- **What to do**: Pull out all lines from the listing below in which the word "status" appears.

- **Data supplied**:
Begin

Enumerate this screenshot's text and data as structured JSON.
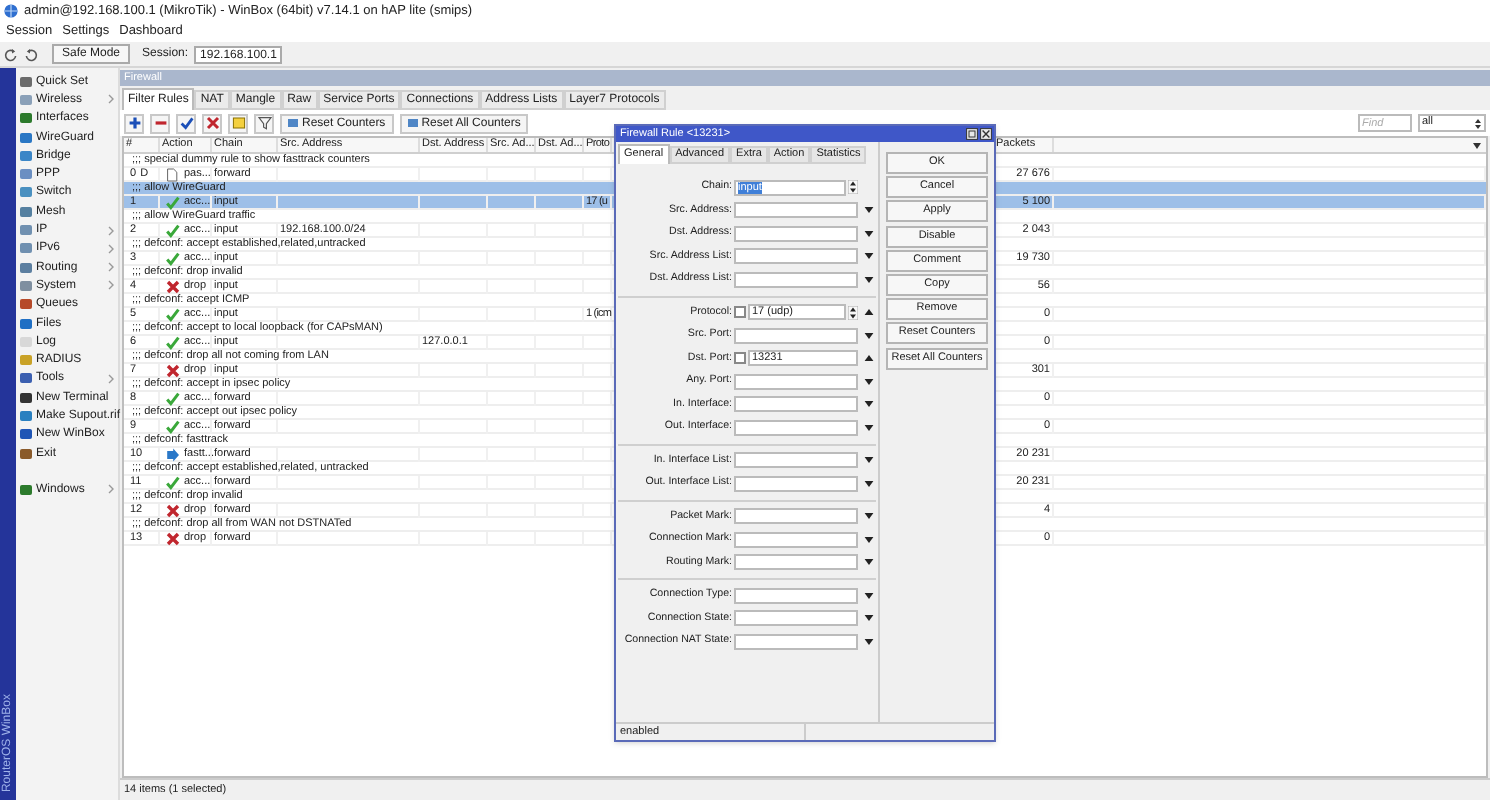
{
  "window": {
    "title": "admin@192.168.100.1 (MikroTik) - WinBox (64bit) v7.14.1 on hAP lite (smips)"
  },
  "menu": [
    "Session",
    "Settings",
    "Dashboard"
  ],
  "toolbar": {
    "safe_mode": "Safe Mode",
    "session_label": "Session:",
    "session_value": "192.168.100.1"
  },
  "sidebar": {
    "brand": "RouterOS WinBox",
    "items": [
      {
        "label": "Quick Set",
        "submenu": false
      },
      {
        "label": "Wireless",
        "submenu": true
      },
      {
        "label": "Interfaces",
        "submenu": false
      },
      {
        "label": "WireGuard",
        "submenu": false
      },
      {
        "label": "Bridge",
        "submenu": false
      },
      {
        "label": "PPP",
        "submenu": false
      },
      {
        "label": "Switch",
        "submenu": false
      },
      {
        "label": "Mesh",
        "submenu": false
      },
      {
        "label": "IP",
        "submenu": true
      },
      {
        "label": "IPv6",
        "submenu": true
      },
      {
        "label": "Routing",
        "submenu": true
      },
      {
        "label": "System",
        "submenu": true
      },
      {
        "label": "Queues",
        "submenu": false
      },
      {
        "label": "Files",
        "submenu": false
      },
      {
        "label": "Log",
        "submenu": false
      },
      {
        "label": "RADIUS",
        "submenu": false
      },
      {
        "label": "Tools",
        "submenu": true
      },
      {
        "label": "New Terminal",
        "submenu": false
      },
      {
        "label": "Make Supout.rif",
        "submenu": false
      },
      {
        "label": "New WinBox",
        "submenu": false
      },
      {
        "label": "Exit",
        "submenu": false
      }
    ],
    "windows": {
      "label": "Windows",
      "submenu": true
    }
  },
  "firewall": {
    "title": "Firewall",
    "tabs": [
      {
        "label": "Filter Rules",
        "selected": true
      },
      {
        "label": "NAT",
        "selected": false
      },
      {
        "label": "Mangle",
        "selected": false
      },
      {
        "label": "Raw",
        "selected": false
      },
      {
        "label": "Service Ports",
        "selected": false
      },
      {
        "label": "Connections",
        "selected": false
      },
      {
        "label": "Address Lists",
        "selected": false
      },
      {
        "label": "Layer7 Protocols",
        "selected": false
      }
    ],
    "buttons": [
      "Reset Counters",
      "Reset All Counters"
    ],
    "find": {
      "placeholder": "Find"
    },
    "filter": "all",
    "columns": [
      "#",
      "Action",
      "Chain",
      "Src. Address",
      "Dst. Address",
      "Src. Ad...",
      "Dst. Ad...",
      "Proto",
      "Packets"
    ],
    "rows": [
      {
        "comment": ";;; special dummy rule to show fasttrack counters",
        "number": "0",
        "flag": "D",
        "kind": "passthrough",
        "action_label": "pas...",
        "chain": "forward",
        "packets": "27 676",
        "selected": false
      },
      {
        "comment": ";;; allow WireGuard",
        "number": "1",
        "kind": "accept",
        "action_label": "acc...",
        "chain": "input",
        "proto": "17 (u",
        "packets": "5 100",
        "selected": true
      },
      {
        "comment": ";;; allow WireGuard traffic",
        "number": "2",
        "kind": "accept",
        "action_label": "acc...",
        "chain": "input",
        "src": "192.168.100.0/24",
        "packets": "2 043",
        "selected": false
      },
      {
        "comment": ";;; defconf: accept established,related,untracked",
        "number": "3",
        "kind": "accept",
        "action_label": "acc...",
        "chain": "input",
        "packets": "19 730",
        "selected": false
      },
      {
        "comment": ";;; defconf: drop invalid",
        "number": "4",
        "kind": "drop",
        "action_label": "drop",
        "chain": "input",
        "packets": "56",
        "selected": false
      },
      {
        "comment": ";;; defconf: accept ICMP",
        "number": "5",
        "kind": "accept",
        "action_label": "acc...",
        "chain": "input",
        "proto": "1 (icm",
        "packets": "0",
        "selected": false
      },
      {
        "comment": ";;; defconf: accept to local loopback (for CAPsMAN)",
        "number": "6",
        "kind": "accept",
        "action_label": "acc...",
        "chain": "input",
        "dst": "127.0.0.1",
        "packets": "0",
        "selected": false
      },
      {
        "comment": ";;; defconf: drop all not coming from LAN",
        "number": "7",
        "kind": "drop",
        "action_label": "drop",
        "chain": "input",
        "packets": "301",
        "selected": false
      },
      {
        "comment": ";;; defconf: accept in ipsec policy",
        "number": "8",
        "kind": "accept",
        "action_label": "acc...",
        "chain": "forward",
        "packets": "0",
        "selected": false
      },
      {
        "comment": ";;; defconf: accept out ipsec policy",
        "number": "9",
        "kind": "accept",
        "action_label": "acc...",
        "chain": "forward",
        "packets": "0",
        "selected": false
      },
      {
        "comment": ";;; defconf: fasttrack",
        "number": "10",
        "kind": "fasttrack",
        "action_label": "fastt...",
        "chain": "forward",
        "packets": "20 231",
        "selected": false
      },
      {
        "comment": ";;; defconf: accept established,related, untracked",
        "number": "11",
        "kind": "accept",
        "action_label": "acc...",
        "chain": "forward",
        "packets": "20 231",
        "selected": false
      },
      {
        "comment": ";;; defconf: drop invalid",
        "number": "12",
        "kind": "drop",
        "action_label": "drop",
        "chain": "forward",
        "packets": "4",
        "selected": false
      },
      {
        "comment": ";;; defconf: drop all from WAN not DSTNATed",
        "number": "13",
        "kind": "drop",
        "action_label": "drop",
        "chain": "forward",
        "packets": "0",
        "selected": false
      }
    ],
    "status": "14 items (1 selected)"
  },
  "dialog": {
    "title": "Firewall Rule <13231>",
    "tabs": [
      {
        "label": "General",
        "selected": true
      },
      {
        "label": "Advanced",
        "selected": false
      },
      {
        "label": "Extra",
        "selected": false
      },
      {
        "label": "Action",
        "selected": false
      },
      {
        "label": "Statistics",
        "selected": false
      }
    ],
    "groups": [
      [
        {
          "label": "Chain:",
          "kind": "chain",
          "value": "input",
          "text_selected": true
        },
        {
          "label": "Src. Address:",
          "kind": "dropdown"
        },
        {
          "label": "Dst. Address:",
          "kind": "dropdown"
        },
        {
          "label": "Src. Address List:",
          "kind": "dropdown"
        },
        {
          "label": "Dst. Address List:",
          "kind": "dropdown"
        }
      ],
      [
        {
          "label": "Protocol:",
          "kind": "protocol",
          "checked": false,
          "value": "17 (udp)"
        },
        {
          "label": "Src. Port:",
          "kind": "dropdown"
        },
        {
          "label": "Dst. Port:",
          "kind": "port",
          "checked": false,
          "value": "13231"
        },
        {
          "label": "Any. Port:",
          "kind": "dropdown"
        },
        {
          "label": "In. Interface:",
          "kind": "dropdown"
        },
        {
          "label": "Out. Interface:",
          "kind": "dropdown"
        }
      ],
      [
        {
          "label": "In. Interface List:",
          "kind": "dropdown"
        },
        {
          "label": "Out. Interface List:",
          "kind": "dropdown"
        }
      ],
      [
        {
          "label": "Packet Mark:",
          "kind": "dropdown"
        },
        {
          "label": "Connection Mark:",
          "kind": "dropdown"
        },
        {
          "label": "Routing Mark:",
          "kind": "dropdown"
        }
      ],
      [
        {
          "label": "Connection Type:",
          "kind": "dropdown"
        },
        {
          "label": "Connection State:",
          "kind": "dropdown"
        },
        {
          "label": "Connection NAT State:",
          "kind": "dropdown"
        }
      ]
    ],
    "buttons": [
      "OK",
      "Cancel",
      "Apply",
      "Disable",
      "Comment",
      "Copy",
      "Remove",
      "Reset Counters",
      "Reset All Counters"
    ],
    "status": "enabled"
  }
}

End

- **Solution to the exercise**:
    "status": "14 items (1 selected)"
    "status": "enabled"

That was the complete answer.